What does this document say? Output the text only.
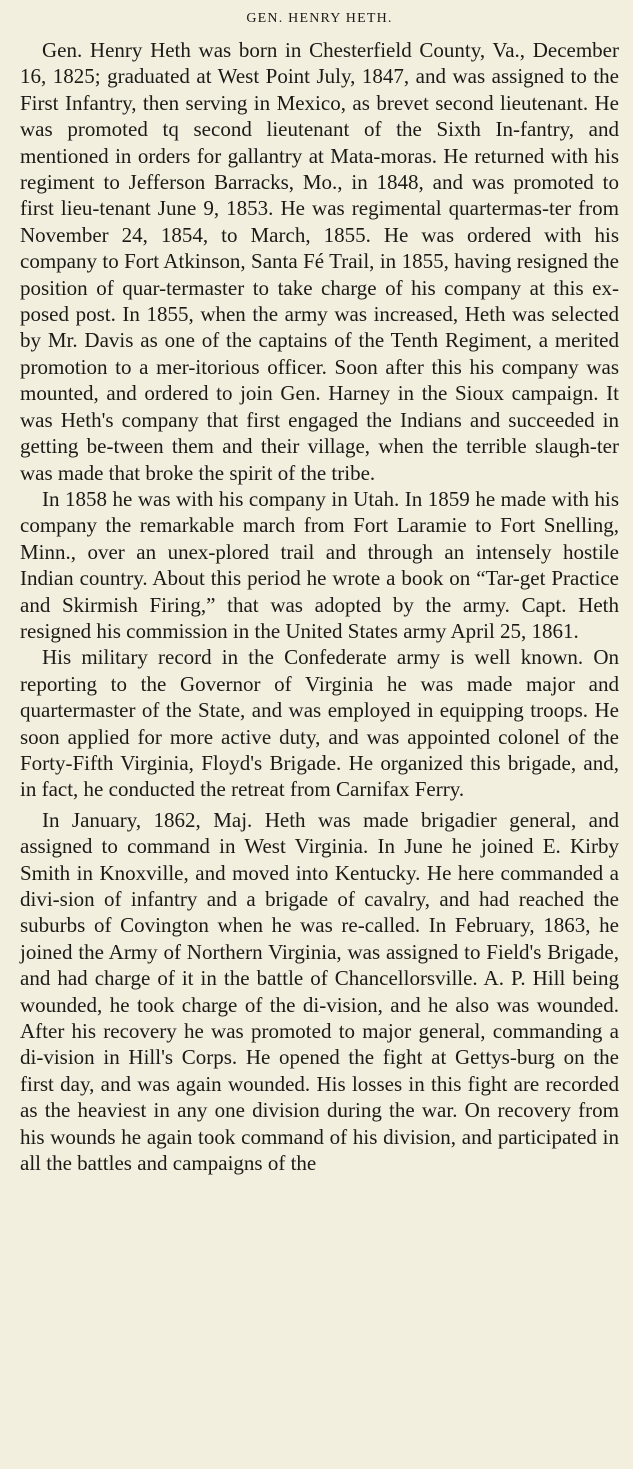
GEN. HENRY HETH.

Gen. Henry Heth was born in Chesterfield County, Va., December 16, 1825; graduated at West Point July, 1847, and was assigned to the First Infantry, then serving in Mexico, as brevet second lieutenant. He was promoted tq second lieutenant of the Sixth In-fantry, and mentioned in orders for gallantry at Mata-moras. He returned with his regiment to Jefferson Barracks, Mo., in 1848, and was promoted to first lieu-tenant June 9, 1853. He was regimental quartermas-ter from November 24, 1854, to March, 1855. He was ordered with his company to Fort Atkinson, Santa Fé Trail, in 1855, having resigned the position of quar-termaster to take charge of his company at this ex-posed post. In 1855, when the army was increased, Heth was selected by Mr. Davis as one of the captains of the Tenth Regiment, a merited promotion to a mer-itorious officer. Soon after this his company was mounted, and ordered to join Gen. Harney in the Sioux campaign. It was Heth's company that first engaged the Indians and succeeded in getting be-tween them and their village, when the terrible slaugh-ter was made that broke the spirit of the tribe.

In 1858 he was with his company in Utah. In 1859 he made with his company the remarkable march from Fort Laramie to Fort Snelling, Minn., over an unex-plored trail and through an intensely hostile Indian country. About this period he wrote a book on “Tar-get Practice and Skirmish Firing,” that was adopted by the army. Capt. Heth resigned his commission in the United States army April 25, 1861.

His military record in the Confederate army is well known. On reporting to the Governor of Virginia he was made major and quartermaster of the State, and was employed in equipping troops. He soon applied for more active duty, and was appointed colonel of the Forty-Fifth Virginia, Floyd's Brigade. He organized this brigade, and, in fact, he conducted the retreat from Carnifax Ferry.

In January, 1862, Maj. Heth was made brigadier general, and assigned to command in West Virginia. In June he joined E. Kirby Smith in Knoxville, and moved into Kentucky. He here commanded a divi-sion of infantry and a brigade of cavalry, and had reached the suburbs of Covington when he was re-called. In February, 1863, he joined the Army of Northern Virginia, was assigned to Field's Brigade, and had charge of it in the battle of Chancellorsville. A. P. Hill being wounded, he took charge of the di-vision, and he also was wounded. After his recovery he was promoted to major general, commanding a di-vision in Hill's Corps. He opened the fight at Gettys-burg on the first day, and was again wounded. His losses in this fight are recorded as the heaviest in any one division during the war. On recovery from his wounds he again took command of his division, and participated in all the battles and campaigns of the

********************

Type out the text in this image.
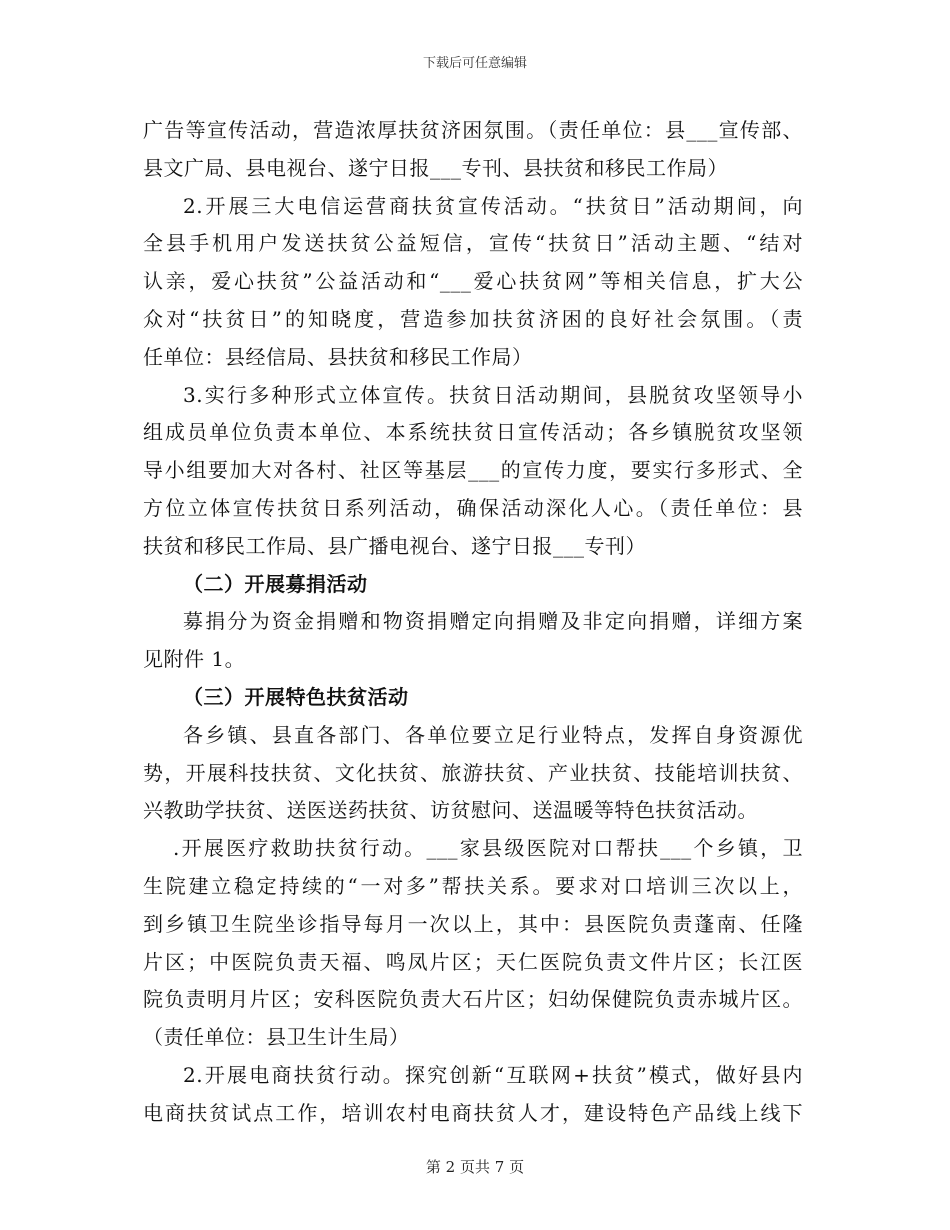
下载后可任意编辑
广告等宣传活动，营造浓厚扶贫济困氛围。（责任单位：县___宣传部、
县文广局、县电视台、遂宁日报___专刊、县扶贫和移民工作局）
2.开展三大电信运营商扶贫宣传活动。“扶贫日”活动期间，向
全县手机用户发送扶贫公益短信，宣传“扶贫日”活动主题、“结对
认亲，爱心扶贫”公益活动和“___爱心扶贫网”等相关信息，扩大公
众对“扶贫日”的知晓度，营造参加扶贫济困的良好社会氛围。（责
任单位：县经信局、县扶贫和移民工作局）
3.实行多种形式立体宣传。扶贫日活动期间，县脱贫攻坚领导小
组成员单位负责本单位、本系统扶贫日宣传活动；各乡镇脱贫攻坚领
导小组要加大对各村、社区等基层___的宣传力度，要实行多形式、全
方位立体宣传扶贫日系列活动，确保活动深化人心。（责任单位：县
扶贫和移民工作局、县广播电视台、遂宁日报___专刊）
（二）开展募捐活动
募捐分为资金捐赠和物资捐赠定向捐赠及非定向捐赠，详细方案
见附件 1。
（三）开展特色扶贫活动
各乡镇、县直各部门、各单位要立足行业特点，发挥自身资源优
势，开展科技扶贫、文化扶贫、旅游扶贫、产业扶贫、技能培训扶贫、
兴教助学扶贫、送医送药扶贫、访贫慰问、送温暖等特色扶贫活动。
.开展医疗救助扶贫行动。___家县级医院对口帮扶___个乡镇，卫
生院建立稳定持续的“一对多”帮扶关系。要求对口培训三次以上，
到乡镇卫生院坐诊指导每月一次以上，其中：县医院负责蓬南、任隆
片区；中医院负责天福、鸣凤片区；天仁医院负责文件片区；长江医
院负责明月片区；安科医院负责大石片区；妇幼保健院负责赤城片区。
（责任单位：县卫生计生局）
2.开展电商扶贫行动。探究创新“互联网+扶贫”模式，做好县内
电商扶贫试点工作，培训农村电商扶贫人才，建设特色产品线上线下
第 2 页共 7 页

********************

### Your instructions
Give only the number of lines above that hold the string "brigade".

### Correct output
2